**Task description**
Restate the records that follow word for word; no pictures should appear.

Dataset entries
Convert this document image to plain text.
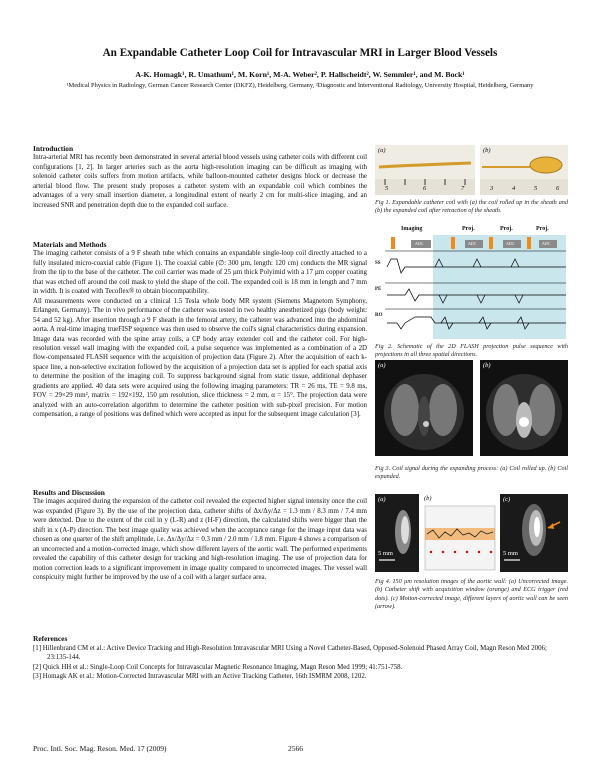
An Expandable Catheter Loop Coil for Intravascular MRI in Larger Blood Vessels
A-K. Homagk¹, R. Umathum¹, M. Korn¹, M-A. Weber², P. Hallscheidt², W. Semmler¹, and M. Bock¹
¹Medical Physics in Radiology, German Cancer Research Center (DKFZ), Heidelberg, Germany, ²Diagnostic and Interventional Radiology, University Hospital, Heidelberg, Germany

Introduction

Intra-arterial MRI has recently been demonstrated in several arterial blood vessels using catheter coils with different coil configurations [1, 2]. In larger arteries such as the aorta high-resolution imaging can be difficult as imaging with solenoid catheter coils suffers from motion artifacts, while balloon-mounted catheter designs block or decrease the arterial blood flow. The present study proposes a catheter system with an expandable coil which combines the advantages of a very small insertion diameter, a longitudinal extent of nearly 2 cm for multi-slice imaging, and an increased SNR and penetration depth due to the expanded coil surface.

Materials and Methods

The imaging catheter consists of a 9 F sheath tube which contains an expandable single-loop coil directly attached to a fully insulated micro-coaxial cable (Figure 1). The coaxial cable (∅: 300 µm, length: 120 cm) conducts the MR signal from the tip to the base of the catheter. The coil carrier was made of 25 µm thick Polyimid with a 17 µm copper coating that was etched off around the coil mask to yield the shape of the coil. The expanded coil is 18 mm in length and 7 mm in width. It is coated with Tecoflex® to obtain biocompatibility.

All measurements were conducted on a clinical 1.5 Tesla whole body MR system (Siemens Magnetom Symphony, Erlangen, Germany). The in vivo performance of the catheter was tested in two healthy anesthetized pigs (body weight: 54 and 52 kg). After insertion through a 9 F sheath in the femoral artery, the catheter was advanced into the abdominal aorta. A real-time imaging trueFISP sequence was then used to observe the coil's signal characteristics during expansion. Image data was recorded with the spine array coils, a CP body array extender coil and the catheter coil. For high-resolution vessel wall imaging with the expanded coil, a pulse sequence was implemented as a combination of a 2D flow-compensated FLASH sequence with the acquisition of projection data (Figure 2). After the acquisition of each k-space line, a non-selective excitation followed by the acquisition of a projection data set is applied for each spatial axis to determine the position of the imaging coil. To suppress background signal from static tissue, additional dephaser gradients are applied. 40 data sets were acquired using the following imaging parameters: TR = 26 ms, TE = 9.8 ms, FOV = 29×29 mm², matrix = 192×192, 150 µm resolution, slice thickness = 2 mm, α = 15°. The projection data were analyzed with an auto-correlation algorithm to determine the catheter position with sub-pixel precision. For motion compensation, a range of positions was defined which were accepted as input for the subsequent image calculation [3].

Results and Discussion

The images acquired during the expansion of the catheter coil revealed the expected higher signal intensity once the coil was expanded (Figure 3). By the use of the projection data, catheter shifts of Δx/Δy/Δz = 1.3 mm / 8.3 mm / 7.4 mm were detected. Due to the extent of the coil in y (L-R) and z (H-F) direction, the calculated shifts were bigger than the shift in x (A-P) direction. The best image quality was achieved when the acceptance range for the image input data was chosen as one quarter of the shift amplitude, i.e. Δx/Δy/Δz = 0.3 mm / 2.0 mm / 1.8 mm. Figure 4 shows a comparison of an uncorrected and a motion-corrected image, which show different layers of the aortic wall. The performed experiments revealed the capability of this catheter design for tracking and high-resolution imaging. The use of projection data for motion correction leads to a significant improvement in image quality compared to uncorrected images. The vessel wall conspicuity might further be improved by the use of a coil with a larger surface area.

(a)
5	6	7
(b)
3	4	5	6
Fig 1. Expandable catheter coil with (a) the coil rolled up in the sheath and (b) the expanded coil after retraction of the sheath.
Imaging	Proj.	Proj.	Proj.
ADC	ADC	ADC	ADC
SS
PE
RO
Fig 2. Schematic of the 2D FLASH projection pulse sequence with projections in all three spatial directions.
(a)	(b)
Fig 3. Coil signal during the expanding process: (a) Coil rolled up. (b) Coil expanded.
(a)
5 mm
(b)	(c)
5 mm
Fig 4. 150 µm resolution images of the aortic wall: (a) Uncorrected image. (b) Catheter shift with acquisition window (orange) and ECG trigger (red dots). (c) Motion-corrected image, different layers of aortic wall can be seen (arrow).

References

[1] Hillenbrand CM et al.: Active Device Tracking and High-Resolution Intravascular MRI Using a Novel Catheter-Based, Opposed-Solenoid Phased Array Coil, Magn Reson Med 2006; 23:135-144.
[2] Quick HH et al.: Single-Loop Coil Concepts for Intravascular Magnetic Resonance Imaging, Magn Reson Med 1999; 41:751-758.
[3] Homagk AK et al.: Motion-Corrected Intravascular MRI with an Active Tracking Catheter, 16th ISMRM 2008, 1202.
Proc. Intl. Soc. Mag. Reson. Med. 17 (2009)	2566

**Result below**
Convert this document image to plain text.
An Expandable Catheter Loop Coil for Intravascular MRI in Larger Blood Vessels
A-K. Homagk¹, R. Umathum¹, M. Korn¹, M-A. Weber², P. Hallscheidt², W. Semmler¹, and M. Bock¹
¹Medical Physics in Radiology, German Cancer Research Center (DKFZ), Heidelberg, Germany, ²Diagnostic and Interventional Radiology, University Hospital, Heidelberg, Germany

Introduction

Intra-arterial MRI has recently been demonstrated in several arterial blood vessels using catheter coils with different coil configurations [1, 2]. In larger arteries such as the aorta high-resolution imaging can be difficult as imaging with solenoid catheter coils suffers from motion artifacts, while balloon-mounted catheter designs block or decrease the arterial blood flow. The present study proposes a catheter system with an expandable coil which combines the advantages of a very small insertion diameter, a longitudinal extent of nearly 2 cm for multi-slice imaging, and an increased SNR and penetration depth due to the expanded coil surface.

Materials and Methods

The imaging catheter consists of a 9 F sheath tube which contains an expandable single-loop coil directly attached to a fully insulated micro-coaxial cable (Figure 1). The coaxial cable (∅: 300 µm, length: 120 cm) conducts the MR signal from the tip to the base of the catheter. The coil carrier was made of 25 µm thick Polyimid with a 17 µm copper coating that was etched off around the coil mask to yield the shape of the coil. The expanded coil is 18 mm in length and 7 mm in width. It is coated with Tecoflex® to obtain biocompatibility.

All measurements were conducted on a clinical 1.5 Tesla whole body MR system (Siemens Magnetom Symphony, Erlangen, Germany). The in vivo performance of the catheter was tested in two healthy anesthetized pigs (body weight: 54 and 52 kg). After insertion through a 9 F sheath in the femoral artery, the catheter was advanced into the abdominal aorta. A real-time imaging trueFISP sequence was then used to observe the coil's signal characteristics during expansion. Image data was recorded with the spine array coils, a CP body array extender coil and the catheter coil. For high-resolution vessel wall imaging with the expanded coil, a pulse sequence was implemented as a combination of a 2D flow-compensated FLASH sequence with the acquisition of projection data (Figure 2). After the acquisition of each k-space line, a non-selective excitation followed by the acquisition of a projection data set is applied for each spatial axis to determine the position of the imaging coil. To suppress background signal from static tissue, additional dephaser gradients are applied. 40 data sets were acquired using the following imaging parameters: TR = 26 ms, TE = 9.8 ms, FOV = 29×29 mm², matrix = 192×192, 150 µm resolution, slice thickness = 2 mm, α = 15°. The projection data were analyzed with an auto-correlation algorithm to determine the catheter position with sub-pixel precision. For motion compensation, a range of positions was defined which were accepted as input for the subsequent image calculation [3].

Results and Discussion

The images acquired during the expansion of the catheter coil revealed the expected higher signal intensity once the coil was expanded (Figure 3). By the use of the projection data, catheter shifts of Δx/Δy/Δz = 1.3 mm / 8.3 mm / 7.4 mm were detected. Due to the extent of the coil in y (L-R) and z (H-F) direction, the calculated shifts were bigger than the shift in x (A-P) direction. The best image quality was achieved when the acceptance range for the image input data was chosen as one quarter of the shift amplitude, i.e. Δx/Δy/Δz = 0.3 mm / 2.0 mm / 1.8 mm. Figure 4 shows a comparison of an uncorrected and a motion-corrected image, which show different layers of the aortic wall. The performed experiments revealed the capability of this catheter design for tracking and high-resolution imaging. The use of projection data for motion correction leads to a significant improvement in image quality compared to uncorrected images. The vessel wall conspicuity might further be improved by the use of a coil with a larger surface area.

(a)
5	6	7
(b)
3	4	5	6
Fig 1. Expandable catheter coil with (a) the coil rolled up in the sheath and (b) the expanded coil after retraction of the sheath.
Imaging	Proj.	Proj.	Proj.
ADC	ADC	ADC	ADC
SS
PE
RO
Fig 2. Schematic of the 2D FLASH projection pulse sequence with projections in all three spatial directions.
(a)	(b)
Fig 3. Coil signal during the expanding process: (a) Coil rolled up. (b) Coil expanded.
(a)
5 mm
(b)	(c)
5 mm
Fig 4. 150 µm resolution images of the aortic wall: (a) Uncorrected image. (b) Catheter shift with acquisition window (orange) and ECG trigger (red dots). (c) Motion-corrected image, different layers of aortic wall can be seen (arrow).

References

[1] Hillenbrand CM et al.: Active Device Tracking and High-Resolution Intravascular MRI Using a Novel Catheter-Based, Opposed-Solenoid Phased Array Coil, Magn Reson Med 2006; 23:135-144.
[2] Quick HH et al.: Single-Loop Coil Concepts for Intravascular Magnetic Resonance Imaging, Magn Reson Med 1999; 41:751-758.
[3] Homagk AK et al.: Motion-Corrected Intravascular MRI with an Active Tracking Catheter, 16th ISMRM 2008, 1202.
Proc. Intl. Soc. Mag. Reson. Med. 17 (2009)	2566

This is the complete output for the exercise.